Supplied data ->
^^^^

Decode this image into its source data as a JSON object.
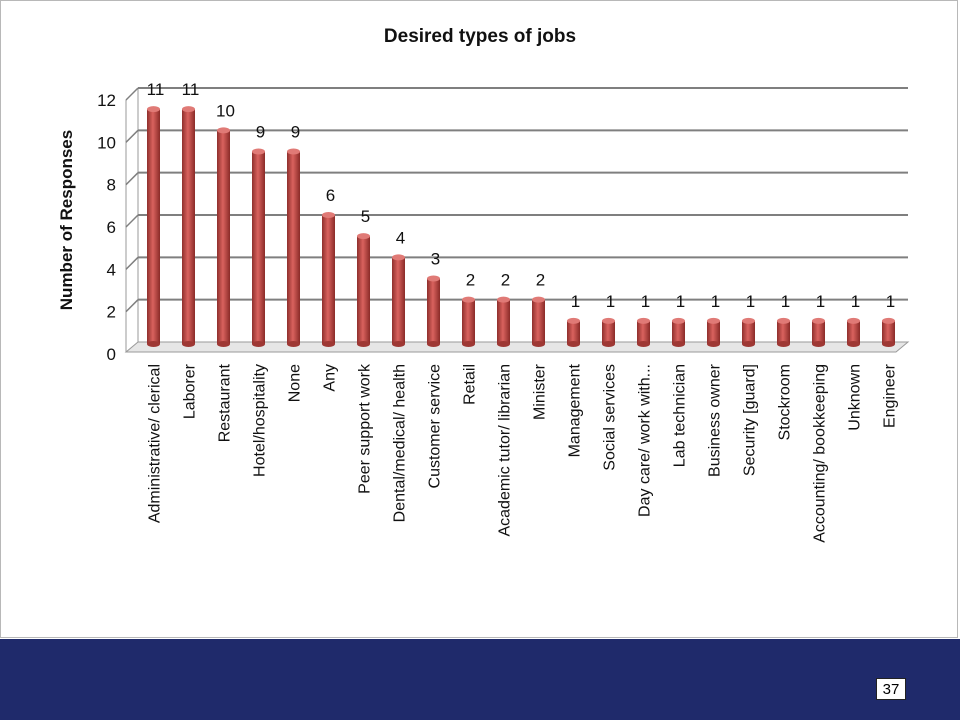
{
  "slide": {
    "page_number": "37",
    "footer_color": "#1f2a6b"
  },
  "chart_data": {
    "type": "bar",
    "title": "Desired types of jobs",
    "xlabel": "",
    "ylabel": "Number of Responses",
    "ylim": [
      0,
      12
    ],
    "yticks": [
      0,
      2,
      4,
      6,
      8,
      10,
      12
    ],
    "grid": true,
    "legend": "none",
    "bar_color": "#c0504d",
    "categories": [
      "Administrative/ clerical",
      "Laborer",
      "Restaurant",
      "Hotel/hospitality",
      "None",
      "Any",
      "Peer support work",
      "Dental/medical/ health",
      "Customer service",
      "Retail",
      "Academic tutor/ librarian",
      "Minister",
      "Management",
      "Social services",
      "Day care/ work with...",
      "Lab technician",
      "Business owner",
      "Security [guard]",
      "Stockroom",
      "Accounting/ bookkeeping",
      "Unknown",
      "Engineer"
    ],
    "values": [
      11,
      11,
      10,
      9,
      9,
      6,
      5,
      4,
      3,
      2,
      2,
      2,
      1,
      1,
      1,
      1,
      1,
      1,
      1,
      1,
      1,
      1
    ]
  }
}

^^^^

Exercise aim -> Quote every line word for word and keep the images out of the copy.

Worked answer ->
Decode this image into its source data as a JSON object.
{
  "slide": {
    "page_number": "37",
    "footer_color": "#1f2a6b"
  },
  "chart_data": {
    "type": "bar",
    "title": "Desired types of jobs",
    "xlabel": "",
    "ylabel": "Number of Responses",
    "ylim": [
      0,
      12
    ],
    "yticks": [
      0,
      2,
      4,
      6,
      8,
      10,
      12
    ],
    "grid": true,
    "legend": "none",
    "bar_color": "#c0504d",
    "categories": [
      "Administrative/ clerical",
      "Laborer",
      "Restaurant",
      "Hotel/hospitality",
      "None",
      "Any",
      "Peer support work",
      "Dental/medical/ health",
      "Customer service",
      "Retail",
      "Academic tutor/ librarian",
      "Minister",
      "Management",
      "Social services",
      "Day care/ work with...",
      "Lab technician",
      "Business owner",
      "Security [guard]",
      "Stockroom",
      "Accounting/ bookkeeping",
      "Unknown",
      "Engineer"
    ],
    "values": [
      11,
      11,
      10,
      9,
      9,
      6,
      5,
      4,
      3,
      2,
      2,
      2,
      1,
      1,
      1,
      1,
      1,
      1,
      1,
      1,
      1,
      1
    ]
  }
}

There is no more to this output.